start Records for processing

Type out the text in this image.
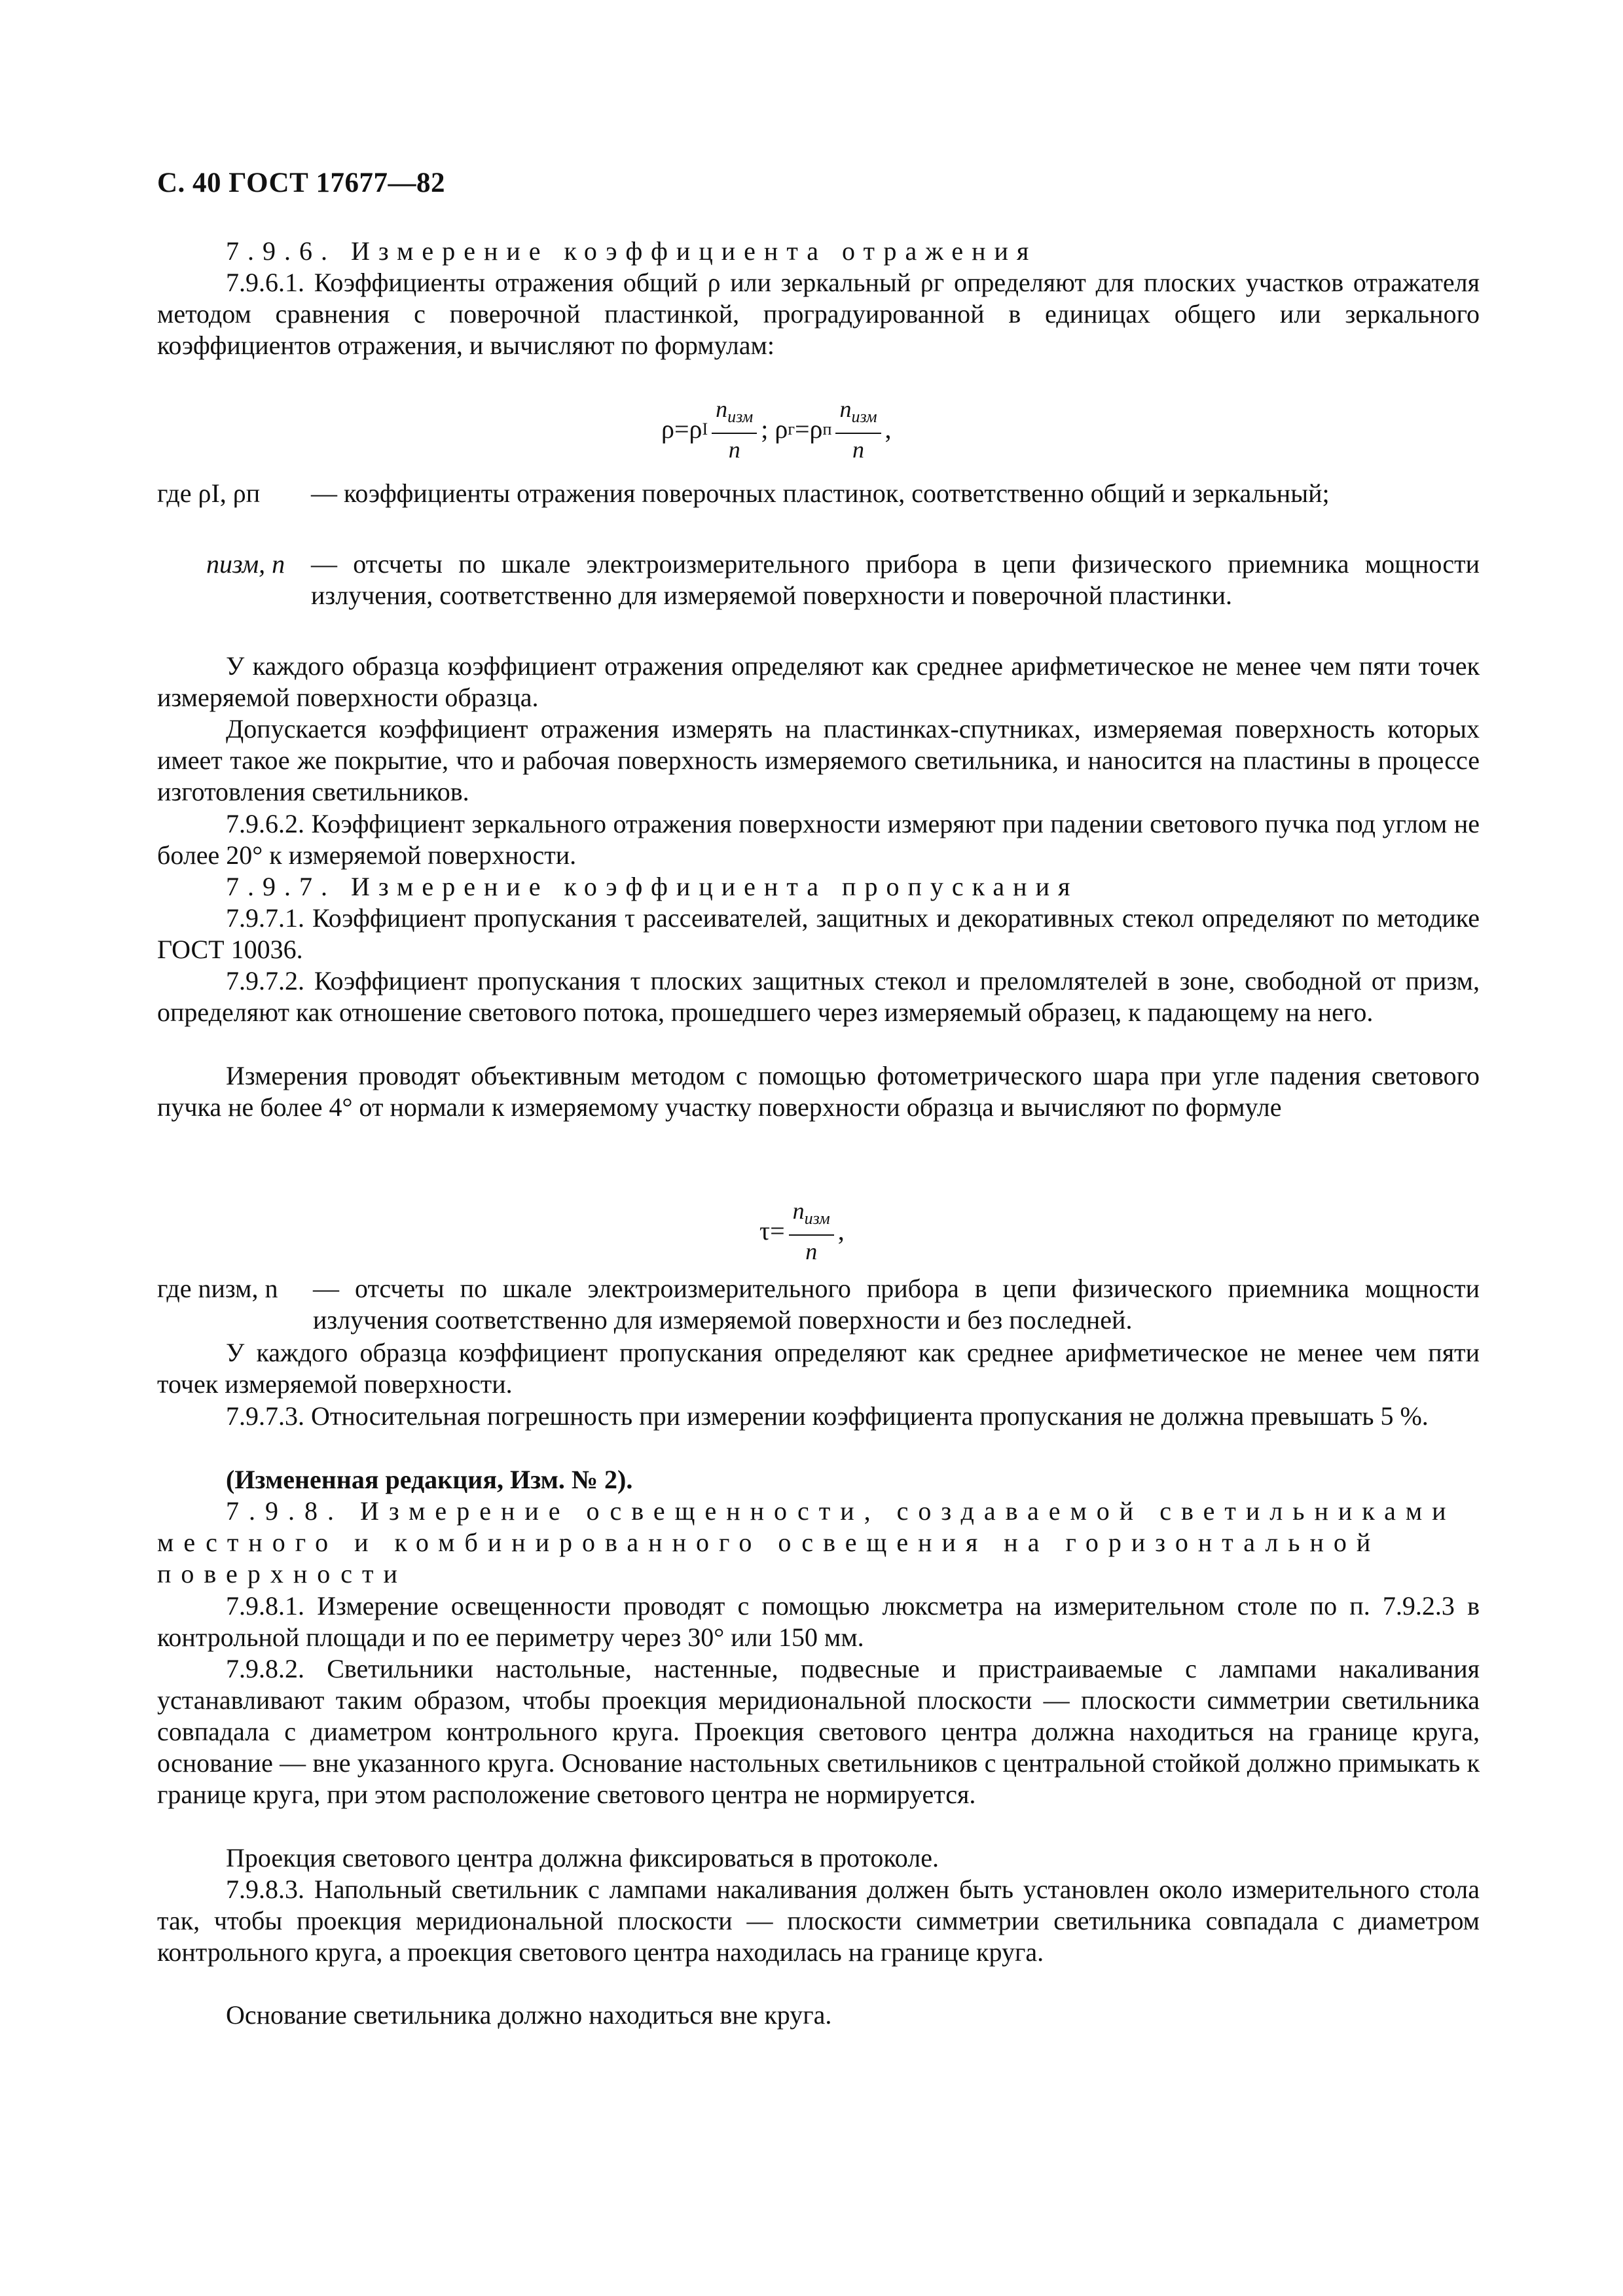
С. 40 ГОСТ 17677—82
7.9.6. Измерение коэффициента отражения
7.9.6.1. Коэффициенты отражения общий ρ или зеркальный ρг определяют для плоских участков отражателя методом сравнения с поверочной пластинкой, проградуированной в единицах общего или зеркального коэффициентов отражения, и вычисляют по формулам:
ρ=ρ I $\frac{n_{изм}}{n}$ ; ρ г =ρ п $\frac{n_{изм}}{n}$ ,
где ρI, ρп — коэффициенты отражения поверочных пластинок, соответственно общий и зеркальный;
nизм, n — отсчеты по шкале электроизмерительного прибора в цепи физического приемника мощности излучения, соответственно для измеряемой поверхности и поверочной пластинки.
У каждого образца коэффициент отражения определяют как среднее арифметическое не менее чем пяти точек измеряемой поверхности образца.
Допускается коэффициент отражения измерять на пластинках-спутниках, измеряемая поверхность которых имеет такое же покрытие, что и рабочая поверхность измеряемого светильника, и наносится на пластины в процессе изготовления светильников.
7.9.6.2. Коэффициент зеркального отражения поверхности измеряют при падении светового пучка под углом не более 20° к измеряемой поверхности.
7.9.7. Измерение коэффициента пропускания
7.9.7.1. Коэффициент пропускания τ рассеивателей, защитных и декоративных стекол определяют по методике ГОСТ 10036.
7.9.7.2. Коэффициент пропускания τ плоских защитных стекол и преломлятелей в зоне, свободной от призм, определяют как отношение светового потока, прошедшего через измеряемый образец, к падающему на него.
Измерения проводят объективным методом с помощью фотометрического шара при угле падения светового пучка не более 4° от нормали к измеряемому участку поверхности образца и вычисляют по формуле
$\tau= \frac{n_{изм}}{n}$ ,
где nизм, n — отсчеты по шкале электроизмерительного прибора в цепи физического приемника мощности излучения соответственно для измеряемой поверхности и без последней.
У каждого образца коэффициент пропускания определяют как среднее арифметическое не менее чем пяти точек измеряемой поверхности.
7.9.7.3. Относительная погрешность при измерении коэффициента пропускания не должна превышать 5 %.
(Измененная редакция, Изм. № 2).
7.9.8. Измерение освещенности, создаваемой светильниками местного и комбинированного освещения на горизонтальной поверхности
7.9.8.1. Измерение освещенности проводят с помощью люксметра на измерительном столе по п. 7.9.2.3 в контрольной площади и по ее периметру через 30° или 150 мм.
7.9.8.2. Светильники настольные, настенные, подвесные и пристраиваемые с лампами накаливания устанавливают таким образом, чтобы проекция меридиональной плоскости — плоскости симметрии светильника совпадала с диаметром контрольного круга. Проекция светового центра должна находиться на границе круга, основание — вне указанного круга. Основание настольных светильников с центральной стойкой должно примыкать к границе круга, при этом расположение светового центра не нормируется.
Проекция светового центра должна фиксироваться в протоколе.
7.9.8.3. Напольный светильник с лампами накаливания должен быть установлен около измерительного стола так, чтобы проекция меридиональной плоскости — плоскости симметрии светильника совпадала с диаметром контрольного круга, а проекция светового центра находилась на границе круга.
Основание светильника должно находиться вне круга.
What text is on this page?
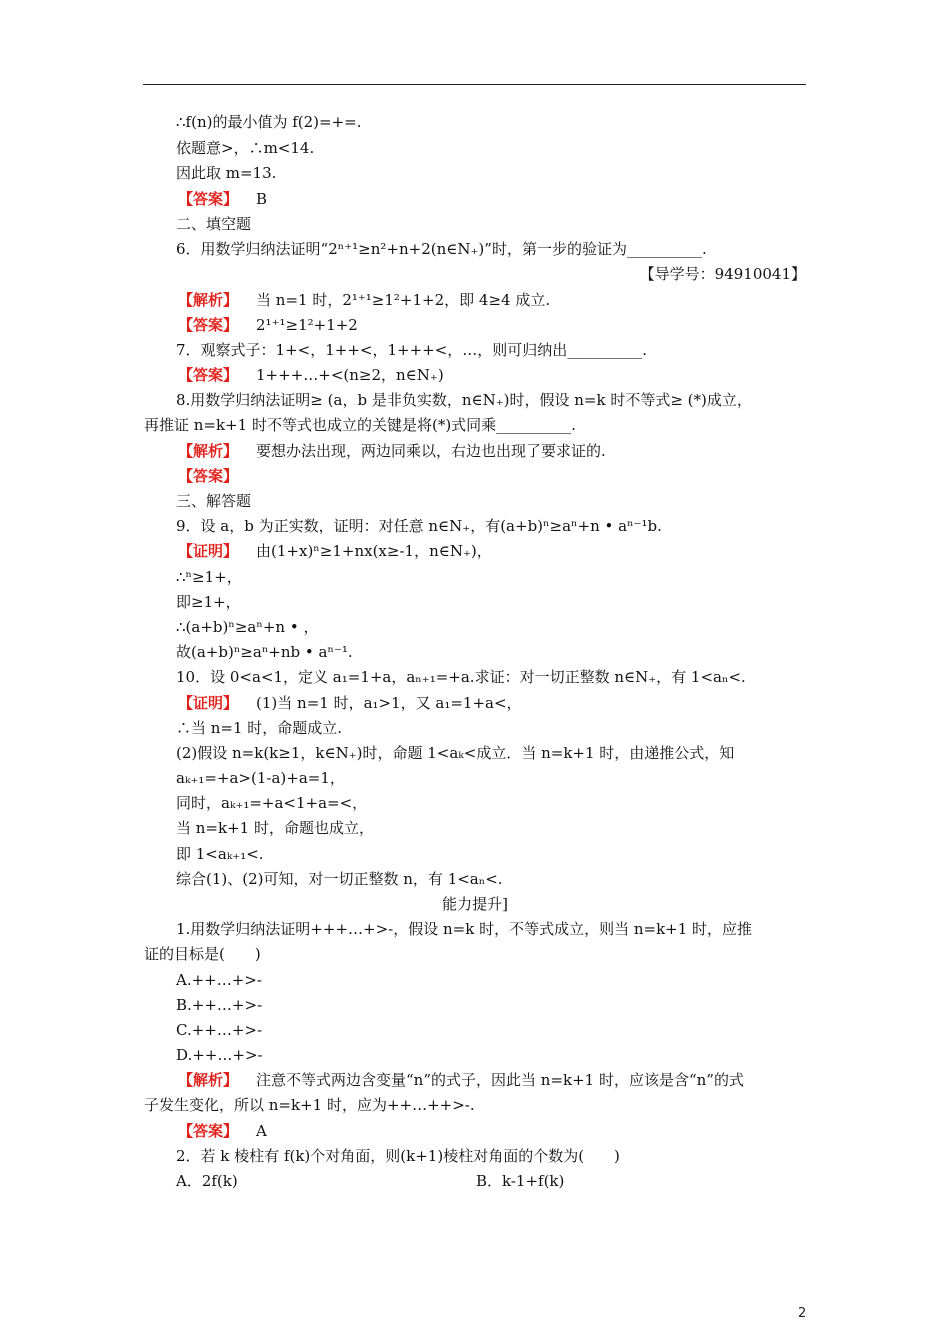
∴f(n)的最小值为 f(2)=+=.
依题意>，∴m<14.
因此取 m=13.
【答案】 B
二、填空题
6．用数学归纳法证明“2ⁿ⁺¹≥n²+n+2(n∈N₊)”时，第一步的验证为__________.
【导学号：94910041】
【解析】 当 n=1 时，2¹⁺¹≥1²+1+2，即 4≥4 成立.
【答案】 2¹⁺¹≥1²+1+2
7．观察式子：1+<，1++<，1+++<，…，则可归纳出__________.
【答案】 1+++…+<(n≥2，n∈N₊)
8.用数学归纳法证明≥ (a，b 是非负实数，n∈N₊)时，假设 n=k 时不等式≥ (*)成立，
再推证 n=k+1 时不等式也成立的关键是将(*)式同乘__________.
【解析】 要想办法出现，两边同乘以，右边也出现了要求证的.
【答案】
三、解答题
9．设 a，b 为正实数，证明：对任意 n∈N₊，有(a+b)ⁿ≥aⁿ+n • aⁿ⁻¹b.
【证明】 由(1+x)ⁿ≥1+nx(x≥-1，n∈N₊)，
∴ⁿ≥1+，
即≥1+，
∴(a+b)ⁿ≥aⁿ+n • ，
故(a+b)ⁿ≥aⁿ+nb • aⁿ⁻¹.
10．设 0<a<1，定义 a₁=1+a，aₙ₊₁=+a.求证：对一切正整数 n∈N₊，有 1<aₙ<.
【证明】 (1)当 n=1 时，a₁>1，又 a₁=1+a<，
∴当 n=1 时，命题成立.
(2)假设 n=k(k≥1，k∈N₊)时，命题 1<aₖ<成立．当 n=k+1 时，由递推公式，知
aₖ₊₁=+a>(1-a)+a=1，
同时，aₖ₊₁=+a<1+a=<，
当 n=k+1 时，命题也成立，
即 1<aₖ₊₁<.
综合(1)、(2)可知，对一切正整数 n，有 1<aₙ<.
能力提升]
1.用数学归纳法证明+++…+>-，假设 n=k 时，不等式成立，则当 n=k+1 时，应推
证的目标是(　　)
A.++…+>-
B.++…+>-
C.++…+>-
D.++…+>-
【解析】 注意不等式两边含变量“n”的式子，因此当 n=k+1 时，应该是含“n”的式
子发生变化，所以 n=k+1 时，应为++…++>-.
【答案】 A
2．若 k 棱柱有 f(k)个对角面，则(k+1)棱柱对角面的个数为(　　)
A．2f(k)	B．k-1+f(k)
2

end Records for processing

Stated problem: Where a line above contains the string "через", copy that line.

Result of this task:
7.9.7.2. Коэффициент пропускания τ плоских защитных стекол и преломлятелей в зоне, свободной от призм, определяют как отношение светового потока, прошедшего через измеряемый образец, к падающему на него.
7.9.8.1. Измерение освещенности проводят с помощью люксметра на измерительном столе по п. 7.9.2.3 в контрольной площади и по ее периметру через 30° или 150 мм.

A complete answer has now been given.